-------- RECORDS SHOWN

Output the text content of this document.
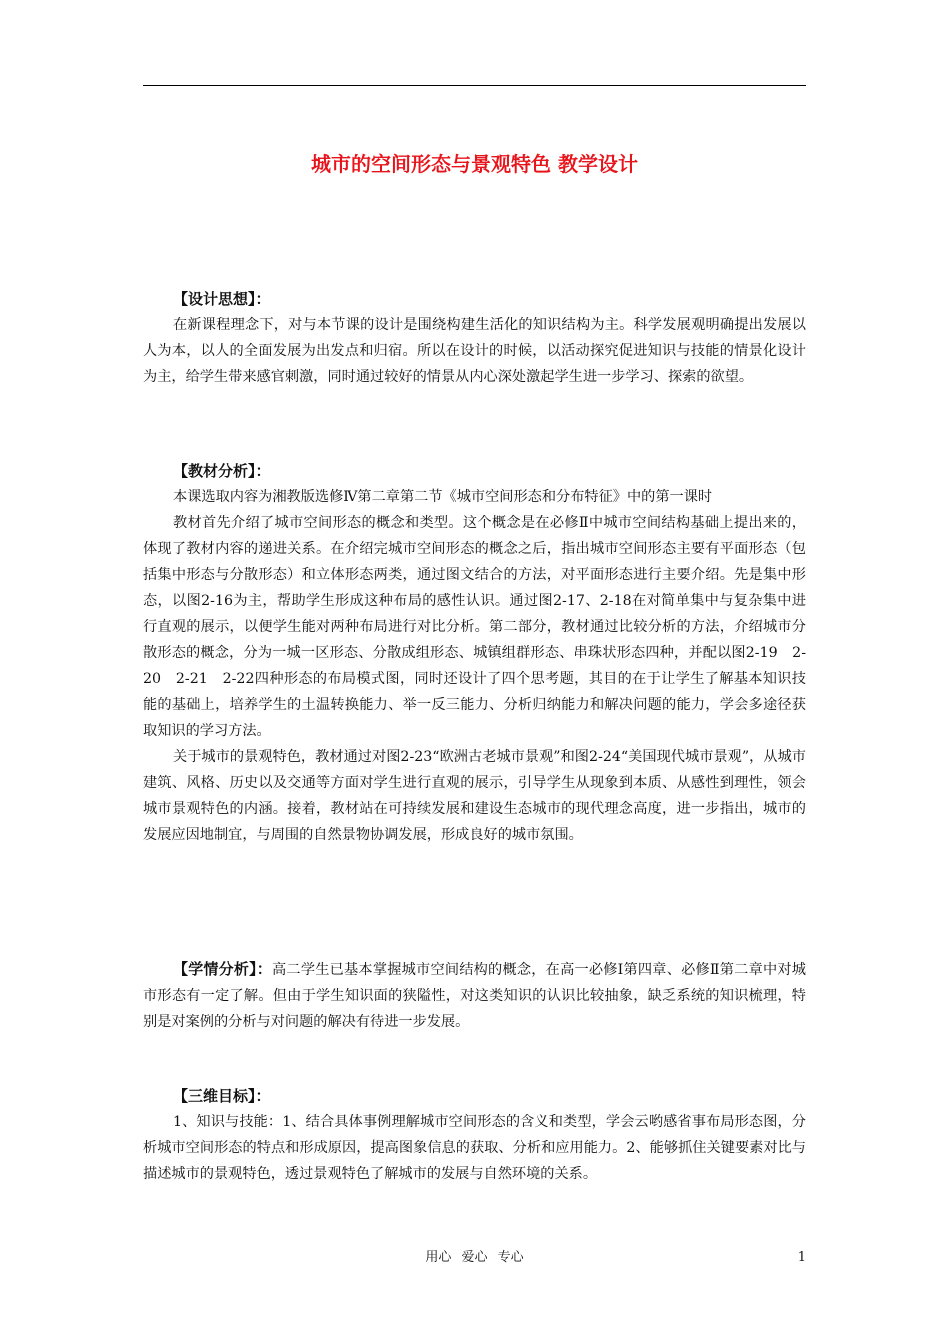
城市的空间形态与景观特色 教学设计

【设计思想】：

在新课程理念下，对与本节课的设计是围绕构建生活化的知识结构为主。科学发展观明确提出发展以人为本，以人的全面发展为出发点和归宿。所以在设计的时候，以活动探究促进知识与技能的情景化设计为主，给学生带来感官刺激，同时通过较好的情景从内心深处激起学生进一步学习、探索的欲望。

【教材分析】：

本课选取内容为湘教版选修Ⅳ第二章第二节《城市空间形态和分布特征》中的第一课时

教材首先介绍了城市空间形态的概念和类型。这个概念是在必修Ⅱ中城市空间结构基础上提出来的，体现了教材内容的递进关系。在介绍完城市空间形态的概念之后，指出城市空间形态主要有平面形态（包括集中形态与分散形态）和立体形态两类，通过图文结合的方法，对平面形态进行主要介绍。先是集中形态，以图2-16为主，帮助学生形成这种布局的感性认识。通过图2-17、2-18在对简单集中与复杂集中进行直观的展示，以便学生能对两种布局进行对比分析。第二部分，教材通过比较分析的方法，介绍城市分散形态的概念，分为一城一区形态、分散成组形态、城镇组群形态、串珠状形态四种，并配以图2-19　2-20　2-21　2-22四种形态的布局模式图，同时还设计了四个思考题，其目的在于让学生了解基本知识技能的基础上，培养学生的土温转换能力、举一反三能力、分析归纳能力和解决问题的能力，学会多途径获取知识的学习方法。

关于城市的景观特色，教材通过对图2-23“欧洲古老城市景观”和图2-24“美国现代城市景观”，从城市建筑、风格、历史以及交通等方面对学生进行直观的展示，引导学生从现象到本质、从感性到理性，领会城市景观特色的内涵。接着，教材站在可持续发展和建设生态城市的现代理念高度，进一步指出，城市的发展应因地制宜，与周围的自然景物协调发展，形成良好的城市氛围。

【学情分析】：高二学生已基本掌握城市空间结构的概念，在高一必修Ⅰ第四章、必修Ⅱ第二章中对城市形态有一定了解。但由于学生知识面的狭隘性，对这类知识的认识比较抽象，缺乏系统的知识梳理，特别是对案例的分析与对问题的解决有待进一步发展。

【三维目标】：

1、知识与技能：1、结合具体事例理解城市空间形态的含义和类型，学会云哟感省事布局形态图，分析城市空间形态的特点和形成原因，提高图象信息的获取、分析和应用能力。2、能够抓住关键要素对比与描述城市的景观特色，透过景观特色了解城市的发展与自然环境的关系。

用心 爱心 专心	1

----------------

- **WHAT THE TASK ASKS**: Transcribe every entry word for word, but skip the pictures.

- **RESPONSE TO THE TASK**:
Output the text content of this document.
城市的空间形态与景观特色 教学设计

【设计思想】：

在新课程理念下，对与本节课的设计是围绕构建生活化的知识结构为主。科学发展观明确提出发展以人为本，以人的全面发展为出发点和归宿。所以在设计的时候，以活动探究促进知识与技能的情景化设计为主，给学生带来感官刺激，同时通过较好的情景从内心深处激起学生进一步学习、探索的欲望。

【教材分析】：

本课选取内容为湘教版选修Ⅳ第二章第二节《城市空间形态和分布特征》中的第一课时

教材首先介绍了城市空间形态的概念和类型。这个概念是在必修Ⅱ中城市空间结构基础上提出来的，体现了教材内容的递进关系。在介绍完城市空间形态的概念之后，指出城市空间形态主要有平面形态（包括集中形态与分散形态）和立体形态两类，通过图文结合的方法，对平面形态进行主要介绍。先是集中形态，以图2-16为主，帮助学生形成这种布局的感性认识。通过图2-17、2-18在对简单集中与复杂集中进行直观的展示，以便学生能对两种布局进行对比分析。第二部分，教材通过比较分析的方法，介绍城市分散形态的概念，分为一城一区形态、分散成组形态、城镇组群形态、串珠状形态四种，并配以图2-19　2-20　2-21　2-22四种形态的布局模式图，同时还设计了四个思考题，其目的在于让学生了解基本知识技能的基础上，培养学生的土温转换能力、举一反三能力、分析归纳能力和解决问题的能力，学会多途径获取知识的学习方法。

关于城市的景观特色，教材通过对图2-23“欧洲古老城市景观”和图2-24“美国现代城市景观”，从城市建筑、风格、历史以及交通等方面对学生进行直观的展示，引导学生从现象到本质、从感性到理性，领会城市景观特色的内涵。接着，教材站在可持续发展和建设生态城市的现代理念高度，进一步指出，城市的发展应因地制宜，与周围的自然景物协调发展，形成良好的城市氛围。

【学情分析】：高二学生已基本掌握城市空间结构的概念，在高一必修Ⅰ第四章、必修Ⅱ第二章中对城市形态有一定了解。但由于学生知识面的狭隘性，对这类知识的认识比较抽象，缺乏系统的知识梳理，特别是对案例的分析与对问题的解决有待进一步发展。

【三维目标】：

1、知识与技能：1、结合具体事例理解城市空间形态的含义和类型，学会云哟感省事布局形态图，分析城市空间形态的特点和形成原因，提高图象信息的获取、分析和应用能力。2、能够抓住关键要素对比与描述城市的景观特色，透过景观特色了解城市的发展与自然环境的关系。

用心 爱心 专心	1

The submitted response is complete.